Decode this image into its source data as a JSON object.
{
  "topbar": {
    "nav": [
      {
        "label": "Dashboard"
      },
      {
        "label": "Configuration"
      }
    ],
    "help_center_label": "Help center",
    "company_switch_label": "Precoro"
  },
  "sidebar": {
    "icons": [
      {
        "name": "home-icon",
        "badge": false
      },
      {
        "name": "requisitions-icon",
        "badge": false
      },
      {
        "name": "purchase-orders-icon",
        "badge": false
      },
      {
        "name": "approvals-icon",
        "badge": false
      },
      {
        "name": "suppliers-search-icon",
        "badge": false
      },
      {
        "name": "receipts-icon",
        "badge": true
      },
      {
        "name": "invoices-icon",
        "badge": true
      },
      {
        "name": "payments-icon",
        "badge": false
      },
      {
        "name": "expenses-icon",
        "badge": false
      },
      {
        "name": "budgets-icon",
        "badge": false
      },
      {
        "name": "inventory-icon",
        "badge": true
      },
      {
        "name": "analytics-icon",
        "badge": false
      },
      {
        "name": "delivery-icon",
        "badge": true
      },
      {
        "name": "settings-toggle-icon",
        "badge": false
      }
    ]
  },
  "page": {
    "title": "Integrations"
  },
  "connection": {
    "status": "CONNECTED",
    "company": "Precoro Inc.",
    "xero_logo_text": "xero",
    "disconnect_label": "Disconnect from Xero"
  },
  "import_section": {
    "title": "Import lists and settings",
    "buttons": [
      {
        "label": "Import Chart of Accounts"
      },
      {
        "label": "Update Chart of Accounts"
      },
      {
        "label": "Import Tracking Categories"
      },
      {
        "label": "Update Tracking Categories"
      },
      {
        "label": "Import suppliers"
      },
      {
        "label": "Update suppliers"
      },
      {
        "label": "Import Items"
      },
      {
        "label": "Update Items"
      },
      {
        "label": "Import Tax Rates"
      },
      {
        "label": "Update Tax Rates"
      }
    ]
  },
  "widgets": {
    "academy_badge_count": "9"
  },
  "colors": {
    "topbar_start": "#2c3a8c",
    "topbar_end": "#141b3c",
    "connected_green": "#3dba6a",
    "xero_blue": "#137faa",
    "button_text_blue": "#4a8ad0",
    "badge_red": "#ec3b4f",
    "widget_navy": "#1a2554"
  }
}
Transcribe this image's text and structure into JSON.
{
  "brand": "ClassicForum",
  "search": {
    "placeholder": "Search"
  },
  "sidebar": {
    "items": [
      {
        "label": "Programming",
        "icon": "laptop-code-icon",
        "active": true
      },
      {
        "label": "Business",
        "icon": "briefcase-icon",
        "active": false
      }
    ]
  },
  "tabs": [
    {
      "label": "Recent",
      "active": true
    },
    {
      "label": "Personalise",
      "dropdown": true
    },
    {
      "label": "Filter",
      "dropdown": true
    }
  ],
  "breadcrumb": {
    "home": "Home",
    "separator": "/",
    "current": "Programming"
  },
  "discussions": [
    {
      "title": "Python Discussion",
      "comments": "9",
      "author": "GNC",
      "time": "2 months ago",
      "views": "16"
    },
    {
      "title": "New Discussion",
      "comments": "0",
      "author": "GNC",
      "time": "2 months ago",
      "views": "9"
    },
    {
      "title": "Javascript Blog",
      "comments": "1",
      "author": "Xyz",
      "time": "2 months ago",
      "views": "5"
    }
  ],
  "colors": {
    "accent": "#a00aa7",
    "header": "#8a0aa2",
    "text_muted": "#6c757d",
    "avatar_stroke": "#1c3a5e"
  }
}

» **Exercise goal**
Using the records above, copy every line that has the word "Categories" in it.

» **Exercise result**
        "label": "Import Tracking Categories"
        "label": "Update Tracking Categories"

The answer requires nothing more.